- [Exercise task]: Reproduce the data exactly and drop any pictures it holds.

- [Raw data]:
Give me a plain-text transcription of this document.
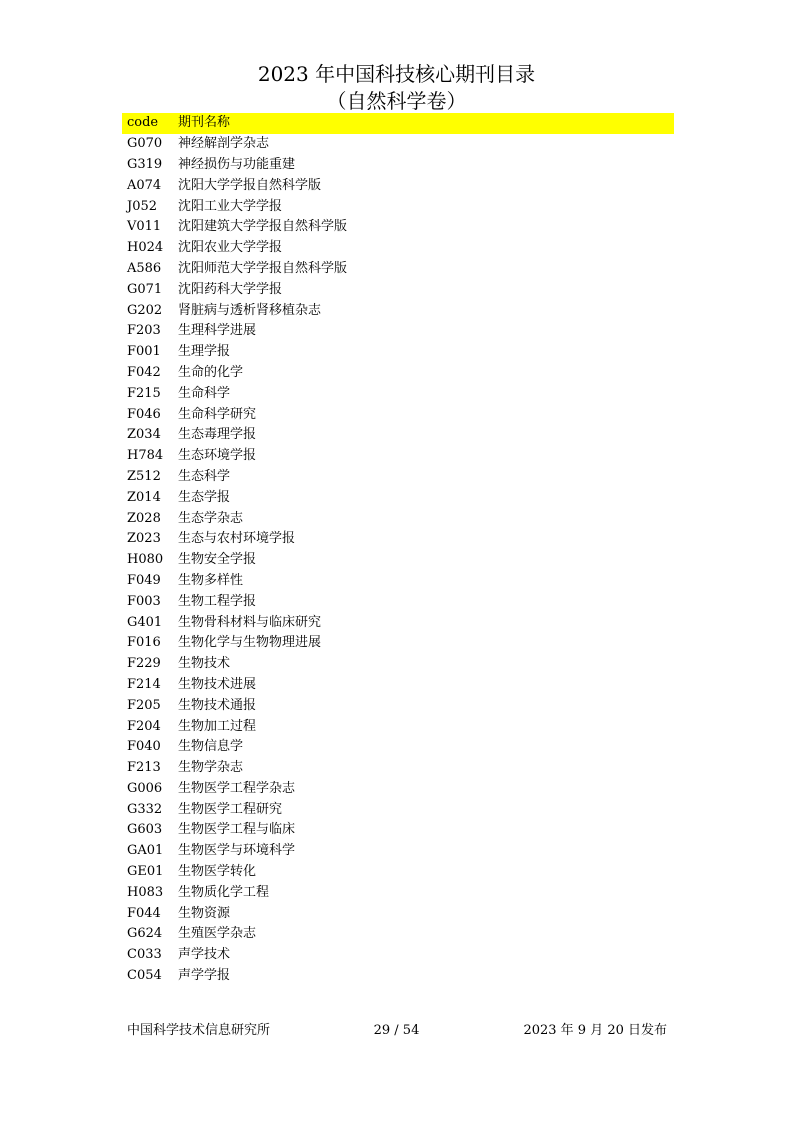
2023 年中国科技核心期刊目录
（自然科学卷）
code	期刊名称
G070	神经解剖学杂志
G319	神经损伤与功能重建
A074	沈阳大学学报自然科学版
J052	沈阳工业大学学报
V011	沈阳建筑大学学报自然科学版
H024	沈阳农业大学学报
A586	沈阳师范大学学报自然科学版
G071	沈阳药科大学学报
G202	肾脏病与透析肾移植杂志
F203	生理科学进展
F001	生理学报
F042	生命的化学
F215	生命科学
F046	生命科学研究
Z034	生态毒理学报
H784	生态环境学报
Z512	生态科学
Z014	生态学报
Z028	生态学杂志
Z023	生态与农村环境学报
H080	生物安全学报
F049	生物多样性
F003	生物工程学报
G401	生物骨科材料与临床研究
F016	生物化学与生物物理进展
F229	生物技术
F214	生物技术进展
F205	生物技术通报
F204	生物加工过程
F040	生物信息学
F213	生物学杂志
G006	生物医学工程学杂志
G332	生物医学工程研究
G603	生物医学工程与临床
GA01	生物医学与环境科学
GE01	生物医学转化
H083	生物质化学工程
F044	生物资源
G624	生殖医学杂志
C033	声学技术
C054	声学学报
中国科学技术信息研究所	29 / 54	2023 年 9 月 20 日发布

- [Reply to the exercise]:
Give me a plain-text transcription of this document.
2023 年中国科技核心期刊目录
（自然科学卷）
code	期刊名称
G070	神经解剖学杂志
G319	神经损伤与功能重建
A074	沈阳大学学报自然科学版
J052	沈阳工业大学学报
V011	沈阳建筑大学学报自然科学版
H024	沈阳农业大学学报
A586	沈阳师范大学学报自然科学版
G071	沈阳药科大学学报
G202	肾脏病与透析肾移植杂志
F203	生理科学进展
F001	生理学报
F042	生命的化学
F215	生命科学
F046	生命科学研究
Z034	生态毒理学报
H784	生态环境学报
Z512	生态科学
Z014	生态学报
Z028	生态学杂志
Z023	生态与农村环境学报
H080	生物安全学报
F049	生物多样性
F003	生物工程学报
G401	生物骨科材料与临床研究
F016	生物化学与生物物理进展
F229	生物技术
F214	生物技术进展
F205	生物技术通报
F204	生物加工过程
F040	生物信息学
F213	生物学杂志
G006	生物医学工程学杂志
G332	生物医学工程研究
G603	生物医学工程与临床
GA01	生物医学与环境科学
GE01	生物医学转化
H083	生物质化学工程
F044	生物资源
G624	生殖医学杂志
C033	声学技术
C054	声学学报
中国科学技术信息研究所	29 / 54	2023 年 9 月 20 日发布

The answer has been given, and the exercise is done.